Given instruction:
Quote the whole listing verbatim.

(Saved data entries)
★ ★ ★ ★ ★

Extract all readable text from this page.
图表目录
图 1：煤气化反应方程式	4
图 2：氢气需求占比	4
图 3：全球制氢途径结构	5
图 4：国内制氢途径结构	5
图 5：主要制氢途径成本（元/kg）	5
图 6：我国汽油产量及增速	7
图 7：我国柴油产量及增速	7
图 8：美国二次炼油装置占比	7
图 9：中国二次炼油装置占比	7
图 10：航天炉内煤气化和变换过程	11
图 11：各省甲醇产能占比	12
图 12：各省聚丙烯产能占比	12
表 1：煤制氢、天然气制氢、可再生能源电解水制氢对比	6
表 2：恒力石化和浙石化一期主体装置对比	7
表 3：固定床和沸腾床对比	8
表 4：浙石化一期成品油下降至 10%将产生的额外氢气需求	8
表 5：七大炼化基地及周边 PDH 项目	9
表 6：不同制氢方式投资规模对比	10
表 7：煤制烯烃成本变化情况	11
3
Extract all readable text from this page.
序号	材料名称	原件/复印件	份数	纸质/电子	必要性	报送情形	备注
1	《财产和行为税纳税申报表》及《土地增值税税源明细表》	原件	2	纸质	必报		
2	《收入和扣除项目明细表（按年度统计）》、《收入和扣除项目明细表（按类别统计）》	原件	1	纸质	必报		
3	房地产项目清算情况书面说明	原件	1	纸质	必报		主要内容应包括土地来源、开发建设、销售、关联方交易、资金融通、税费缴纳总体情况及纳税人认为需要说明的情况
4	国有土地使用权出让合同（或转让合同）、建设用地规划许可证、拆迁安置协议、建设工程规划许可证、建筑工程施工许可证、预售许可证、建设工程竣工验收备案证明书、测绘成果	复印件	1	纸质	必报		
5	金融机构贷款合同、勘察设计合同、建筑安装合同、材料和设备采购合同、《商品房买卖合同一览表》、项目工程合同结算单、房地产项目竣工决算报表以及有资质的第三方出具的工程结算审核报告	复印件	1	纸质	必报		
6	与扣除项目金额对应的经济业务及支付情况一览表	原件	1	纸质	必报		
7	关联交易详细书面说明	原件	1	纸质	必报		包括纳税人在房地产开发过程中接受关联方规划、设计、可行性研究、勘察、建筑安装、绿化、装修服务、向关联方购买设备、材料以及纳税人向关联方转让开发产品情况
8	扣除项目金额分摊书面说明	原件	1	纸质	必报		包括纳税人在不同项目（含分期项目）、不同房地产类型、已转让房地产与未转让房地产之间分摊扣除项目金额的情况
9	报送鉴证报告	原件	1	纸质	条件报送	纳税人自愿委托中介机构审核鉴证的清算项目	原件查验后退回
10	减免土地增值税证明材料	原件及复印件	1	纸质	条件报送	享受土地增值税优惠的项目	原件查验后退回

★ ★ ★ ★ ★

Solved exercise:
Extract all readable text from this page.
图表目录
图 1：煤气化反应方程式	4
图 2：氢气需求占比	4
图 3：全球制氢途径结构	5
图 4：国内制氢途径结构	5
图 5：主要制氢途径成本（元/kg）	5
图 6：我国汽油产量及增速	7
图 7：我国柴油产量及增速	7
图 8：美国二次炼油装置占比	7
图 9：中国二次炼油装置占比	7
图 10：航天炉内煤气化和变换过程	11
图 11：各省甲醇产能占比	12
图 12：各省聚丙烯产能占比	12
表 1：煤制氢、天然气制氢、可再生能源电解水制氢对比	6
表 2：恒力石化和浙石化一期主体装置对比	7
表 3：固定床和沸腾床对比	8
表 4：浙石化一期成品油下降至 10%将产生的额外氢气需求	8
表 5：七大炼化基地及周边 PDH 项目	9
表 6：不同制氢方式投资规模对比	10
表 7：煤制烯烃成本变化情况	11
3
Extract all readable text from this page.
序号	材料名称	原件/复印件	份数	纸质/电子	必要性	报送情形	备注
1	《财产和行为税纳税申报表》及《土地增值税税源明细表》	原件	2	纸质	必报		
2	《收入和扣除项目明细表（按年度统计）》、《收入和扣除项目明细表（按类别统计）》	原件	1	纸质	必报		
3	房地产项目清算情况书面说明	原件	1	纸质	必报		主要内容应包括土地来源、开发建设、销售、关联方交易、资金融通、税费缴纳总体情况及纳税人认为需要说明的情况
4	国有土地使用权出让合同（或转让合同）、建设用地规划许可证、拆迁安置协议、建设工程规划许可证、建筑工程施工许可证、预售许可证、建设工程竣工验收备案证明书、测绘成果	复印件	1	纸质	必报		
5	金融机构贷款合同、勘察设计合同、建筑安装合同、材料和设备采购合同、《商品房买卖合同一览表》、项目工程合同结算单、房地产项目竣工决算报表以及有资质的第三方出具的工程结算审核报告	复印件	1	纸质	必报		
6	与扣除项目金额对应的经济业务及支付情况一览表	原件	1	纸质	必报		
7	关联交易详细书面说明	原件	1	纸质	必报		包括纳税人在房地产开发过程中接受关联方规划、设计、可行性研究、勘察、建筑安装、绿化、装修服务、向关联方购买设备、材料以及纳税人向关联方转让开发产品情况
8	扣除项目金额分摊书面说明	原件	1	纸质	必报		包括纳税人在不同项目（含分期项目）、不同房地产类型、已转让房地产与未转让房地产之间分摊扣除项目金额的情况
9	报送鉴证报告	原件	1	纸质	条件报送	纳税人自愿委托中介机构审核鉴证的清算项目	原件查验后退回
10	减免土地增值税证明材料	原件及复印件	1	纸质	条件报送	享受土地增值税优惠的项目	原件查验后退回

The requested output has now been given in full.